BEGIN RAW DATA

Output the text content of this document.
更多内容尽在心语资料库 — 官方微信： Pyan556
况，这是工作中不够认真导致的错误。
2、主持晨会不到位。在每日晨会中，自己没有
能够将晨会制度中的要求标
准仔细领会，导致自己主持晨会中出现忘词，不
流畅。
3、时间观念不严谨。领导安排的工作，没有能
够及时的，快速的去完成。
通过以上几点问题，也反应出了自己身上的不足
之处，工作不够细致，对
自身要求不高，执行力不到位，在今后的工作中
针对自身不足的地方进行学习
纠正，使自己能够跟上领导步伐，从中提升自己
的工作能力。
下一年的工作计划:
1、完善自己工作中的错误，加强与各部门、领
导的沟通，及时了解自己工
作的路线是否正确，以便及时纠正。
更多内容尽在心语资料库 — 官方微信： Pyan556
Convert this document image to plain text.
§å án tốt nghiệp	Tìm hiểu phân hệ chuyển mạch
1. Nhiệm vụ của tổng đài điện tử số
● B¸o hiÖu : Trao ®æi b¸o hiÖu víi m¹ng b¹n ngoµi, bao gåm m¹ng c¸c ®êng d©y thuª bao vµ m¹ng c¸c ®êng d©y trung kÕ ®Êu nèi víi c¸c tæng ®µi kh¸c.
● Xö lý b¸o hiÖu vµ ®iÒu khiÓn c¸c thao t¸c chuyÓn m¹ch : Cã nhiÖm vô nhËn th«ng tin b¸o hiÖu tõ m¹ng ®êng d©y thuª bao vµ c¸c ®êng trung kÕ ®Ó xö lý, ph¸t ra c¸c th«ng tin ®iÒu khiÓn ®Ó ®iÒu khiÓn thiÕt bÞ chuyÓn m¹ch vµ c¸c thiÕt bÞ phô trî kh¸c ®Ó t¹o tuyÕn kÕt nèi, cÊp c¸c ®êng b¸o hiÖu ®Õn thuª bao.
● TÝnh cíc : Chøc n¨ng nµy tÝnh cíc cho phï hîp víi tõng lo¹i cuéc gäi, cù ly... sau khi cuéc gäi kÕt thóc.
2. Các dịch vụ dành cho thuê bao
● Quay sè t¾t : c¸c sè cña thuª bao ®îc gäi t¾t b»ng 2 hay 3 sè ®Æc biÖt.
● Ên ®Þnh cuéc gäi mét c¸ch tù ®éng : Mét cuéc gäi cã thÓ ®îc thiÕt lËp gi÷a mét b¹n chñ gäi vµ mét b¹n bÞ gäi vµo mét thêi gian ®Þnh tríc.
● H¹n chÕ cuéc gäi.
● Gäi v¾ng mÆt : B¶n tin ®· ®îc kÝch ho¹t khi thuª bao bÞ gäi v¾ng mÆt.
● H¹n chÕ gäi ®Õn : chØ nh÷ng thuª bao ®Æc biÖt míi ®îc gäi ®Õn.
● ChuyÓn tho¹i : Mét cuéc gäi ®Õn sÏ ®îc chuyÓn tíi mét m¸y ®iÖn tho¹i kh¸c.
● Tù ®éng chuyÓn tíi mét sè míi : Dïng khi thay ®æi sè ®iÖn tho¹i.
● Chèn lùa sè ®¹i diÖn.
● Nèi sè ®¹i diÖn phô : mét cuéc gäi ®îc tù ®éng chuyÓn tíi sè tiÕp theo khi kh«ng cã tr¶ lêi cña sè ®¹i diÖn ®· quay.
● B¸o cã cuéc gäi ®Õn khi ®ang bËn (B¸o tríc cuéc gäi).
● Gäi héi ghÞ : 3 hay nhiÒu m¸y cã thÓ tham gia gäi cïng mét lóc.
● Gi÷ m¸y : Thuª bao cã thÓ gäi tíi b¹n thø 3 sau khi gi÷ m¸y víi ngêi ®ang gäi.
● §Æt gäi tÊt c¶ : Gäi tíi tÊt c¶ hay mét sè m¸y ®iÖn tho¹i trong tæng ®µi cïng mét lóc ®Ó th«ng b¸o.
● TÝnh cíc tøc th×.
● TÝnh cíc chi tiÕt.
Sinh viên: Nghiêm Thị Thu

END RAW DATA

Repeat the material in full, exactly as it stands.

### COMPLETE ANSWER
Output the text content of this document.
更多内容尽在心语资料库 — 官方微信： Pyan556
况，这是工作中不够认真导致的错误。
2、主持晨会不到位。在每日晨会中，自己没有
能够将晨会制度中的要求标
准仔细领会，导致自己主持晨会中出现忘词，不
流畅。
3、时间观念不严谨。领导安排的工作，没有能
够及时的，快速的去完成。
通过以上几点问题，也反应出了自己身上的不足
之处，工作不够细致，对
自身要求不高，执行力不到位，在今后的工作中
针对自身不足的地方进行学习
纠正，使自己能够跟上领导步伐，从中提升自己
的工作能力。
下一年的工作计划:
1、完善自己工作中的错误，加强与各部门、领
导的沟通，及时了解自己工
作的路线是否正确，以便及时纠正。
更多内容尽在心语资料库 — 官方微信： Pyan556
Convert this document image to plain text.
§å án tốt nghiệp	Tìm hiểu phân hệ chuyển mạch
1. Nhiệm vụ của tổng đài điện tử số
● B¸o hiÖu : Trao ®æi b¸o hiÖu víi m¹ng b¹n ngoµi, bao gåm m¹ng c¸c ®êng d©y thuª bao vµ m¹ng c¸c ®êng d©y trung kÕ ®Êu nèi víi c¸c tæng ®µi kh¸c.
● Xö lý b¸o hiÖu vµ ®iÒu khiÓn c¸c thao t¸c chuyÓn m¹ch : Cã nhiÖm vô nhËn th«ng tin b¸o hiÖu tõ m¹ng ®êng d©y thuª bao vµ c¸c ®êng trung kÕ ®Ó xö lý, ph¸t ra c¸c th«ng tin ®iÒu khiÓn ®Ó ®iÒu khiÓn thiÕt bÞ chuyÓn m¹ch vµ c¸c thiÕt bÞ phô trî kh¸c ®Ó t¹o tuyÕn kÕt nèi, cÊp c¸c ®êng b¸o hiÖu ®Õn thuª bao.
● TÝnh cíc : Chøc n¨ng nµy tÝnh cíc cho phï hîp víi tõng lo¹i cuéc gäi, cù ly... sau khi cuéc gäi kÕt thóc.
2. Các dịch vụ dành cho thuê bao
● Quay sè t¾t : c¸c sè cña thuª bao ®îc gäi t¾t b»ng 2 hay 3 sè ®Æc biÖt.
● Ên ®Þnh cuéc gäi mét c¸ch tù ®éng : Mét cuéc gäi cã thÓ ®îc thiÕt lËp gi÷a mét b¹n chñ gäi vµ mét b¹n bÞ gäi vµo mét thêi gian ®Þnh tríc.
● H¹n chÕ cuéc gäi.
● Gäi v¾ng mÆt : B¶n tin ®· ®îc kÝch ho¹t khi thuª bao bÞ gäi v¾ng mÆt.
● H¹n chÕ gäi ®Õn : chØ nh÷ng thuª bao ®Æc biÖt míi ®îc gäi ®Õn.
● ChuyÓn tho¹i : Mét cuéc gäi ®Õn sÏ ®îc chuyÓn tíi mét m¸y ®iÖn tho¹i kh¸c.
● Tù ®éng chuyÓn tíi mét sè míi : Dïng khi thay ®æi sè ®iÖn tho¹i.
● Chèn lùa sè ®¹i diÖn.
● Nèi sè ®¹i diÖn phô : mét cuéc gäi ®îc tù ®éng chuyÓn tíi sè tiÕp theo khi kh«ng cã tr¶ lêi cña sè ®¹i diÖn ®· quay.
● B¸o cã cuéc gäi ®Õn khi ®ang bËn (B¸o tríc cuéc gäi).
● Gäi héi ghÞ : 3 hay nhiÒu m¸y cã thÓ tham gia gäi cïng mét lóc.
● Gi÷ m¸y : Thuª bao cã thÓ gäi tíi b¹n thø 3 sau khi gi÷ m¸y víi ngêi ®ang gäi.
● §Æt gäi tÊt c¶ : Gäi tíi tÊt c¶ hay mét sè m¸y ®iÖn tho¹i trong tæng ®µi cïng mét lóc ®Ó th«ng b¸o.
● TÝnh cíc tøc th×.
● TÝnh cíc chi tiÕt.
Sinh viên: Nghiêm Thị Thu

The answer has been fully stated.